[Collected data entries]
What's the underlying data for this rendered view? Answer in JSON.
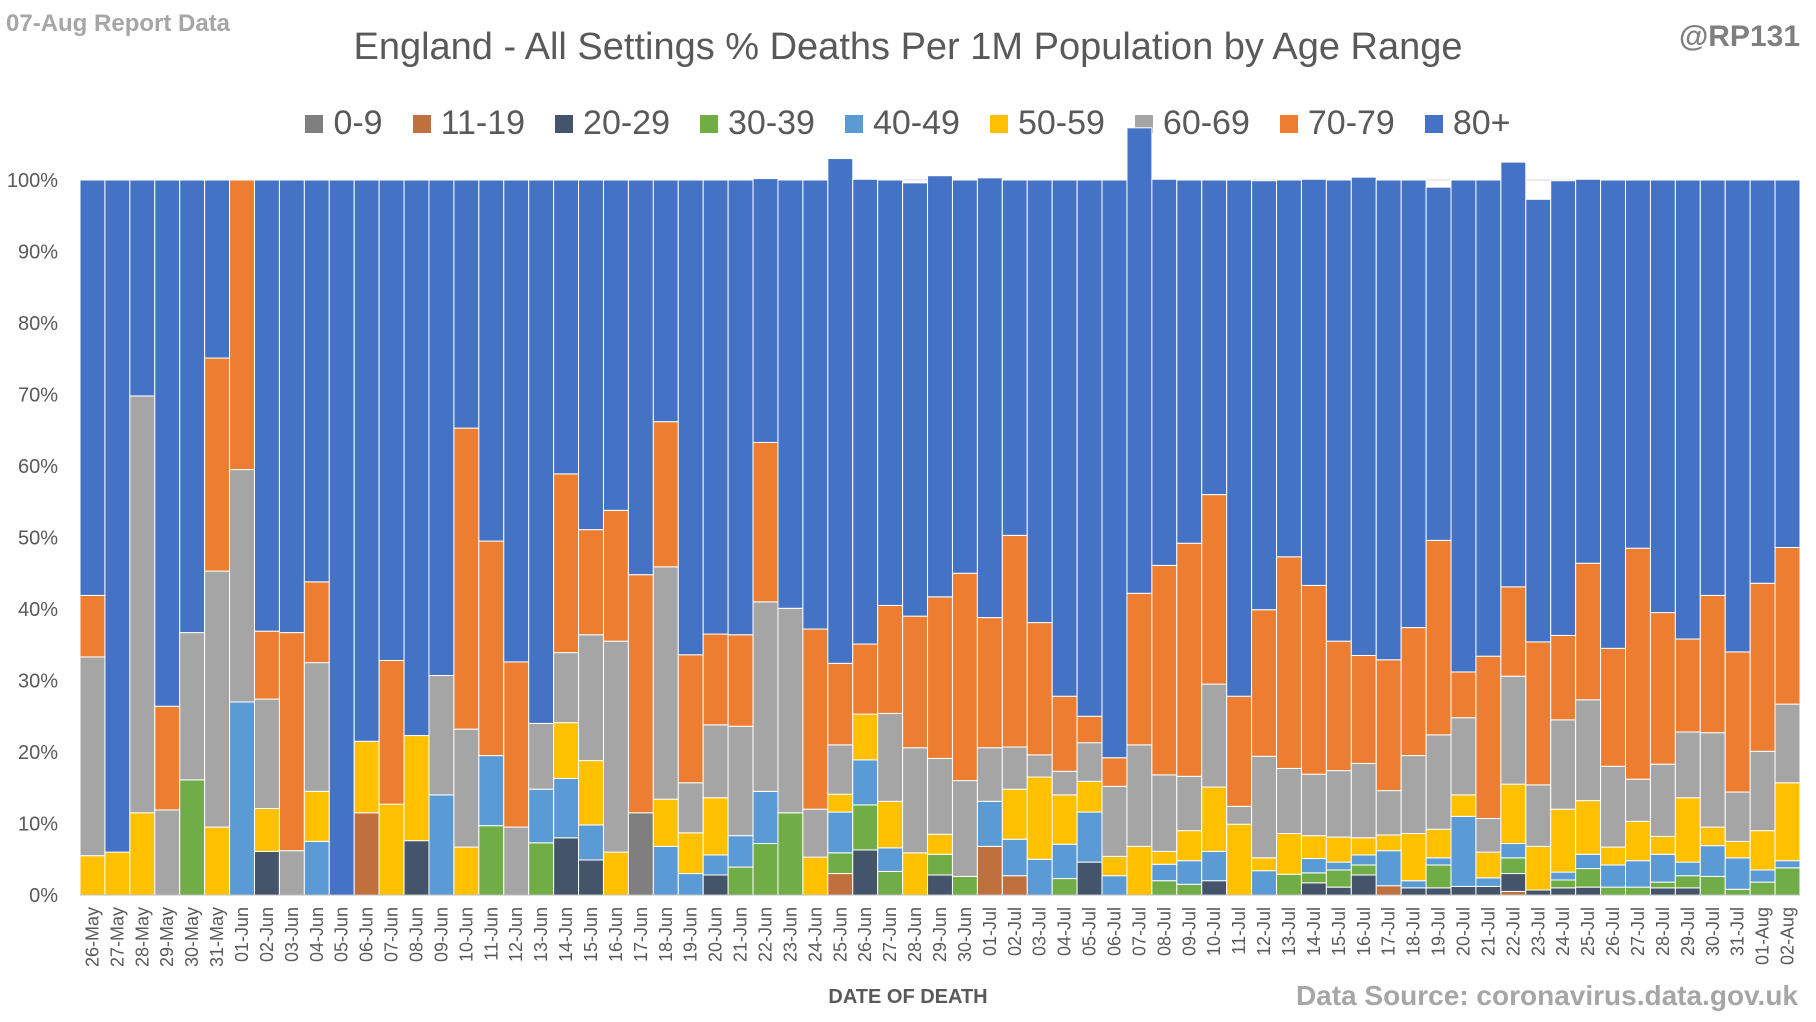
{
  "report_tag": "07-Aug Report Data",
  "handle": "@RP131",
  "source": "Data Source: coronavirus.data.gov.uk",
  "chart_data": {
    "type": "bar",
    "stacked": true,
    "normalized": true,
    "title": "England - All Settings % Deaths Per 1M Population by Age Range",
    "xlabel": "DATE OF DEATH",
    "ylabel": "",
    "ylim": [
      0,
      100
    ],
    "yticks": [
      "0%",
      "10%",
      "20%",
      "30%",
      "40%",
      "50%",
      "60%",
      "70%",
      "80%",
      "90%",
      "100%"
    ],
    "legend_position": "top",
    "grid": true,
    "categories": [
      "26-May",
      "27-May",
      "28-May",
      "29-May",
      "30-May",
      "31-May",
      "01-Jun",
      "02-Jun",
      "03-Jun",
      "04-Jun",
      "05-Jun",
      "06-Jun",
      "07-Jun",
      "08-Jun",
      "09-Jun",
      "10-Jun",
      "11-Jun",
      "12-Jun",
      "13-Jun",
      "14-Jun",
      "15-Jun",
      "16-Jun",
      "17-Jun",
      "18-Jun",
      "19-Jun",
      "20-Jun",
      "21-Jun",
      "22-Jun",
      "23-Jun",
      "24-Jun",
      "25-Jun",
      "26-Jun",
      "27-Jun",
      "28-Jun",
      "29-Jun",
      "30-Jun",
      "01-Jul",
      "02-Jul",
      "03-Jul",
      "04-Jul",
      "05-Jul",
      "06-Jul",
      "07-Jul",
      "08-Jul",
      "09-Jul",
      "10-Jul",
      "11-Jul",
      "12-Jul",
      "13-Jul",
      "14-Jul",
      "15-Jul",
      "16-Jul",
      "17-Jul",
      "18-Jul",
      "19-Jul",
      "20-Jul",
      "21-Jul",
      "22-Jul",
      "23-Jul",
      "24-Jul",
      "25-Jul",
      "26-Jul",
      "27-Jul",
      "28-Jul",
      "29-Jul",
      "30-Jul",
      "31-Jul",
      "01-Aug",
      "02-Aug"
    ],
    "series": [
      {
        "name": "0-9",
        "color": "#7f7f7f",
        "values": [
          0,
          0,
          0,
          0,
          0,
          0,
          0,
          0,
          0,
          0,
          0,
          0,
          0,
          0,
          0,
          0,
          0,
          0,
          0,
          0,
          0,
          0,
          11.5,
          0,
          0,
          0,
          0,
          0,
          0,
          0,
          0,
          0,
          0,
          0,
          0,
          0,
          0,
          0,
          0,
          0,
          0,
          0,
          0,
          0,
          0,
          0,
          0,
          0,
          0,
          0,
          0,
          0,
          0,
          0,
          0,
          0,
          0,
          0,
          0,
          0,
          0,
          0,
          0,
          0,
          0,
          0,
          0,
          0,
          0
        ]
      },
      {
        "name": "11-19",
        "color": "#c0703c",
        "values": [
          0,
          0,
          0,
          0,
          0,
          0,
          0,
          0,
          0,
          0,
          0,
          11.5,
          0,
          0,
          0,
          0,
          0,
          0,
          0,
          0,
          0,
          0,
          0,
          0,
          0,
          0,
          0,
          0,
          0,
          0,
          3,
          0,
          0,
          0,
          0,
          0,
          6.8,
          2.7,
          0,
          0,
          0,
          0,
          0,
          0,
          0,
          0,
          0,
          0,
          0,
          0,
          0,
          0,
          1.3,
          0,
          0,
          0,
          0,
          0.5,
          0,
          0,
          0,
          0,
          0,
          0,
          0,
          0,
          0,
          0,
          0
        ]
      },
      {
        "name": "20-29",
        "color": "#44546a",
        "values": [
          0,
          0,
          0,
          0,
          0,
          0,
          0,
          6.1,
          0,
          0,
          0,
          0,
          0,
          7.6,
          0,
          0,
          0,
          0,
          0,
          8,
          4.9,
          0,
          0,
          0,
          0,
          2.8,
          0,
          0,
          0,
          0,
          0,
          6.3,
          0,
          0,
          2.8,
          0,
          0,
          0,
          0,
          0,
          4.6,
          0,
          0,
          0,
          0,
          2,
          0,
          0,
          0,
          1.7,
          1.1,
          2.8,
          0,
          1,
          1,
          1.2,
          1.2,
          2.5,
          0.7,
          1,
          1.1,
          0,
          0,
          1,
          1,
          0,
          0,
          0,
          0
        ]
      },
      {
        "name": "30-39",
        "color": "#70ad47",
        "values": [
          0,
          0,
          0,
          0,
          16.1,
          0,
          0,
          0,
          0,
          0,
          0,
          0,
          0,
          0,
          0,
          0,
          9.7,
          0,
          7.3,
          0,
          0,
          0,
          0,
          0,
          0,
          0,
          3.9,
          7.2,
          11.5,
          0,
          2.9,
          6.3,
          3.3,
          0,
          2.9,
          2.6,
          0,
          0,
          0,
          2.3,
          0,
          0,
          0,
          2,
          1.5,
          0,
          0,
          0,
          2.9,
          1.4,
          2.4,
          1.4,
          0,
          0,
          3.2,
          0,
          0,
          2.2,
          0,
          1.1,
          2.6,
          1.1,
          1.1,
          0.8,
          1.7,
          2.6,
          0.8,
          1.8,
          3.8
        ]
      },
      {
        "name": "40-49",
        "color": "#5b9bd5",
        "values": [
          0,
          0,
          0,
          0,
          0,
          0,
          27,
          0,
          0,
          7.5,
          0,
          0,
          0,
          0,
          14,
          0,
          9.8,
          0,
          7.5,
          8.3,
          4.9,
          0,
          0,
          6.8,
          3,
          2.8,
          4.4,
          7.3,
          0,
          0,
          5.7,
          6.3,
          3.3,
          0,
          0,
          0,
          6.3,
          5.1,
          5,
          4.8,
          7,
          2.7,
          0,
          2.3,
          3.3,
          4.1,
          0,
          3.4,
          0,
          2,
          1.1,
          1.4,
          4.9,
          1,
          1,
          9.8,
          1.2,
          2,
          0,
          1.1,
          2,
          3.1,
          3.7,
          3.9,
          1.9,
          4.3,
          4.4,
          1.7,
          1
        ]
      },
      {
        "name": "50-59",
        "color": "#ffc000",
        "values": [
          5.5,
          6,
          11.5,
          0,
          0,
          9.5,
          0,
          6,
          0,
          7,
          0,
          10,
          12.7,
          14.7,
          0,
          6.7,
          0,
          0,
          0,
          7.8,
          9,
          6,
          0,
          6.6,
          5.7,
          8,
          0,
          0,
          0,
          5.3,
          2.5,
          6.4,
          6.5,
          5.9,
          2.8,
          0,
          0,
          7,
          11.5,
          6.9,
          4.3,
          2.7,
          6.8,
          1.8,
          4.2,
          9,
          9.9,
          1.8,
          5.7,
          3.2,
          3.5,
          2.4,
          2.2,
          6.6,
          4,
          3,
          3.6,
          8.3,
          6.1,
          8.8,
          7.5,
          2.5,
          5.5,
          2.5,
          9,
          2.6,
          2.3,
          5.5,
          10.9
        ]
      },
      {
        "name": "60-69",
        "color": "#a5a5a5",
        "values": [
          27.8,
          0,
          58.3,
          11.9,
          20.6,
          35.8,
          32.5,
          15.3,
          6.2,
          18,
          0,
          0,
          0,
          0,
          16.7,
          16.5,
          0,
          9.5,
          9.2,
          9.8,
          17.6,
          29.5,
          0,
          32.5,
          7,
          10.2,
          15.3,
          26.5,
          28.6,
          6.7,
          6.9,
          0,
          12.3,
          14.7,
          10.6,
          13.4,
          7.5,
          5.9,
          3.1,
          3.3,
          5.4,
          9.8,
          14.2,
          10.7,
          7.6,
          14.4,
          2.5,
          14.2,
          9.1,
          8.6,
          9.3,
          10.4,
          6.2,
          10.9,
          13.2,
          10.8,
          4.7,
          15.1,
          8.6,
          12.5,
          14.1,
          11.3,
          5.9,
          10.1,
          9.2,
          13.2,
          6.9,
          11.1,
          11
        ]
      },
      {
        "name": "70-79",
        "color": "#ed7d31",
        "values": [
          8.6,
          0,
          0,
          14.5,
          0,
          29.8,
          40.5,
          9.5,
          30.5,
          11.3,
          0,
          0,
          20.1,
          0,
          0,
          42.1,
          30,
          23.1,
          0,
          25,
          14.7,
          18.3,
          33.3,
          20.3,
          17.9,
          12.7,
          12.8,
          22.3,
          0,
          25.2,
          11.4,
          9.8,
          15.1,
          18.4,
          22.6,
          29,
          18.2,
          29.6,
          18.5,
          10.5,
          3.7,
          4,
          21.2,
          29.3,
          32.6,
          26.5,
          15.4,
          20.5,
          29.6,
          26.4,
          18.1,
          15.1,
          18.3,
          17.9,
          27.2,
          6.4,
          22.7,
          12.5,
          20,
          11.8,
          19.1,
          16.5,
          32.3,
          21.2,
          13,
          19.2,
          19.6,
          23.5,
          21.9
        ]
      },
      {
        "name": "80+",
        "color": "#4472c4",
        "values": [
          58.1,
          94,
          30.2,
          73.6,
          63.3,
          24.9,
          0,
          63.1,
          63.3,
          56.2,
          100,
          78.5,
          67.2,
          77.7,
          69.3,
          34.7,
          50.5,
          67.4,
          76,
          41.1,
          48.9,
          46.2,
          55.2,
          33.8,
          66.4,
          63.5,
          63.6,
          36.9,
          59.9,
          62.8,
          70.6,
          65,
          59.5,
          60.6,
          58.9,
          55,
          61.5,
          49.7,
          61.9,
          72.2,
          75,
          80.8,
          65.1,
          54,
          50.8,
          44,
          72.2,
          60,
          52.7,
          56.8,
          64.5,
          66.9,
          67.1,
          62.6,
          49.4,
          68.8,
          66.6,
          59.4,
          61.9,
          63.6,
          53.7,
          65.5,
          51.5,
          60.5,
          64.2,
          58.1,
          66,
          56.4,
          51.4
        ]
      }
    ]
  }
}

## Problem details
Your answer should consist of copies of the lines above that include the string "true".

## Response below
    "stacked": true,
    "normalized": true,
    "grid": true,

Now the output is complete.